-- Opening Marker --

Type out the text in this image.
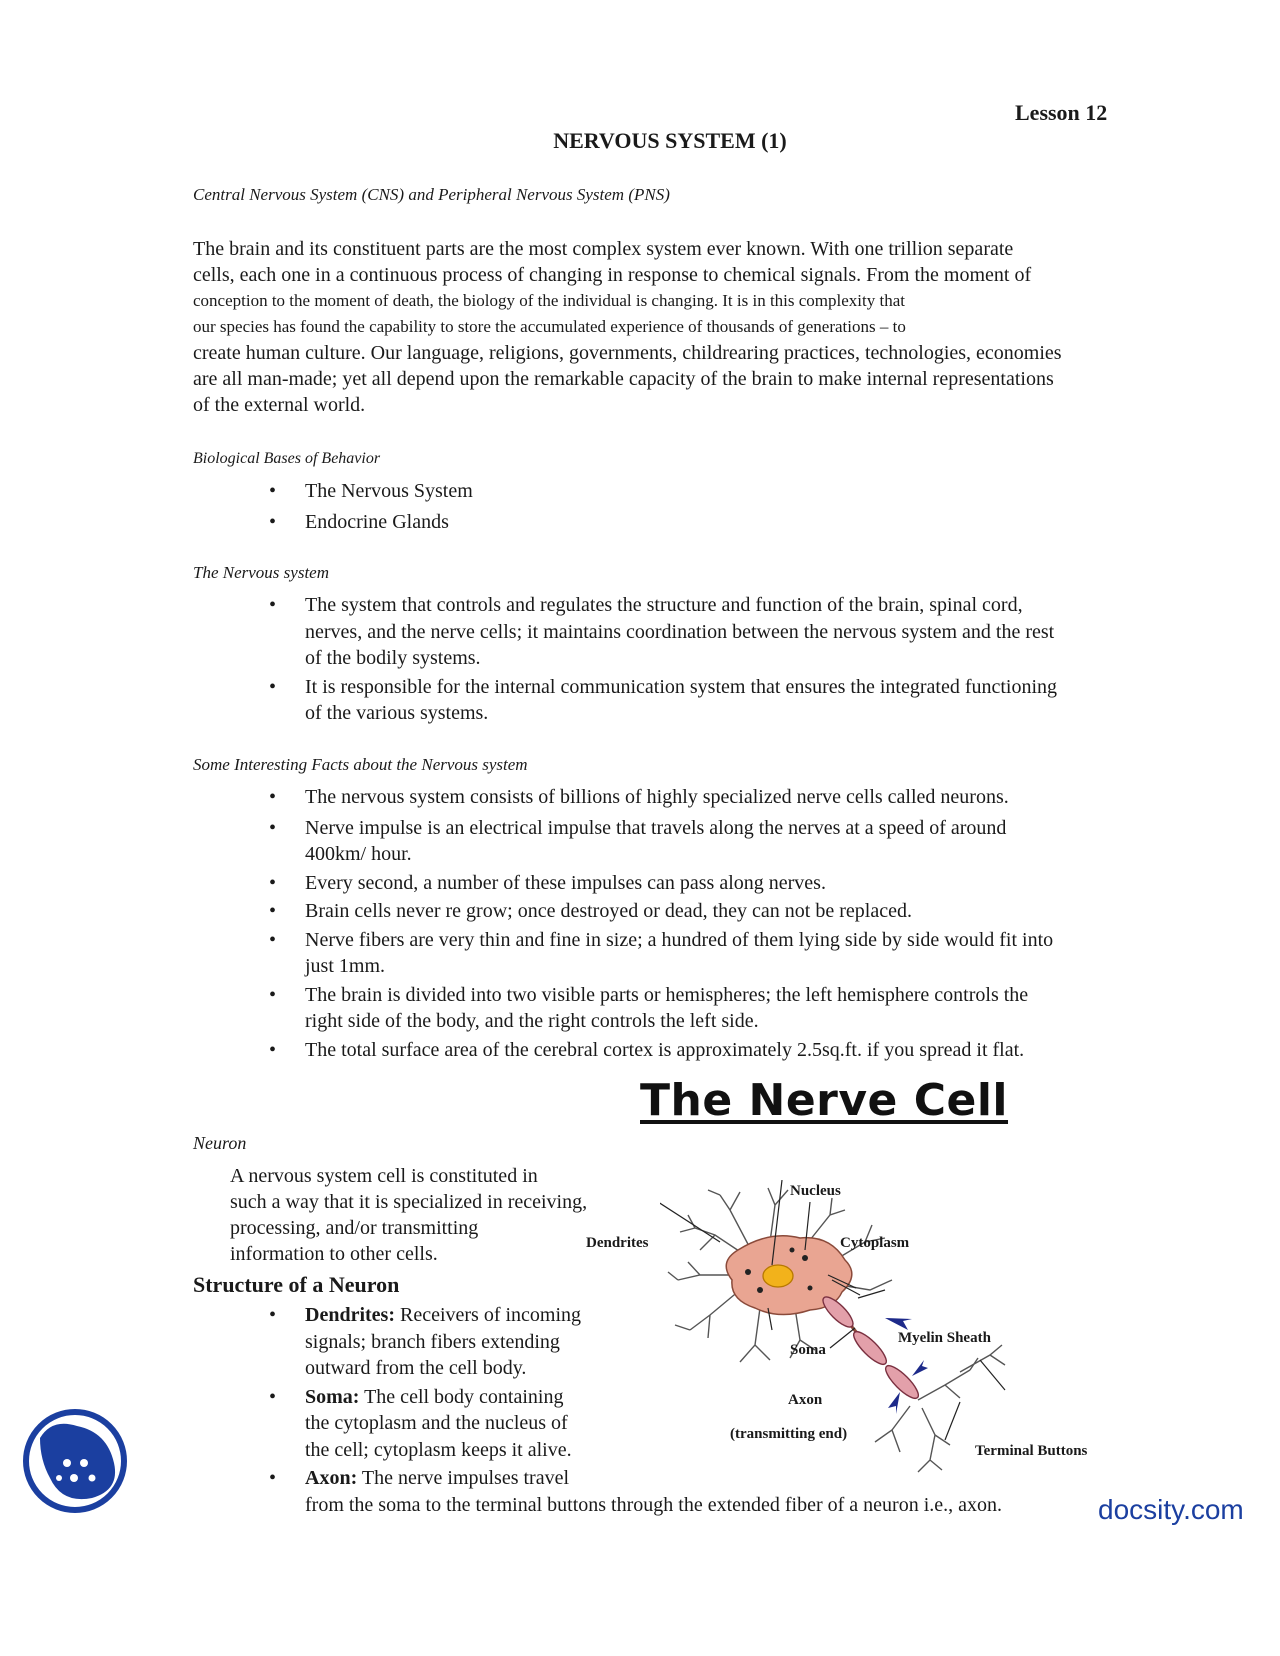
Lesson 12
NERVOUS SYSTEM (1)
Central Nervous System (CNS) and Peripheral Nervous System (PNS)

The brain and its constituent parts are the most complex system ever known. With one trillion separate

cells, each one in a continuous process of changing in response to chemical signals. From the moment of

conception to the moment of death, the biology of the individual is changing. It is in this complexity that

our species has found the capability to store the accumulated experience of thousands of generations – to

create human culture. Our language, religions, governments, childrearing practices, technologies, economies

are all man-made; yet all depend upon the remarkable capacity of the brain to make internal representations

of the external world.

Biological Bases of Behavior
• The Nervous System
• Endocrine Glands
The Nervous system
• The system that controls and regulates the structure and function of the brain, spinal cord,
nerves, and the nerve cells; it maintains coordination between the nervous system and the rest
of the bodily systems.
• It is responsible for the internal communication system that ensures the integrated functioning
of the various systems.
Some Interesting Facts about the Nervous system
• The nervous system consists of billions of highly specialized nerve cells called neurons.
• Nerve impulse is an electrical impulse that travels along the nerves at a speed of around
400km/ hour.
• Every second, a number of these impulses can pass along nerves.
• Brain cells never re grow; once destroyed or dead, they can not be replaced.
• Nerve fibers are very thin and fine in size; a hundred of them lying side by side would fit into
just 1mm.
• The brain is divided into two visible parts or hemispheres; the left hemisphere controls the
right side of the body, and the right controls the left side.
• The total surface area of the cerebral cortex is approximately 2.5sq.ft. if you spread it flat.
The Nerve Cell
Neuron

A nervous system cell is constituted in

such a way that it is specialized in receiving,

processing, and/or transmitting

information to other cells.

Structure of a Neuron
• Dendrites: Receivers of incoming
signals; branch fibers extending
outward from the cell body.
• Soma: The cell body containing
the cytoplasm and the nucleus of
the cell; cytoplasm keeps it alive.
• Axon: The nerve impulses travel
from the soma to the terminal buttons through the extended fiber of a neuron i.e., axon.
Nucleus
Dendrites	Cytoplasm
Myelin Sheath
Soma
Axon
(transmitting end)
Terminal Buttons
docsity.com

-- Closing Marker --

◆ **Task description**
Tally the lines above that contain the word "into", and reply with only the number.

◆ **Solution for this exercise**
2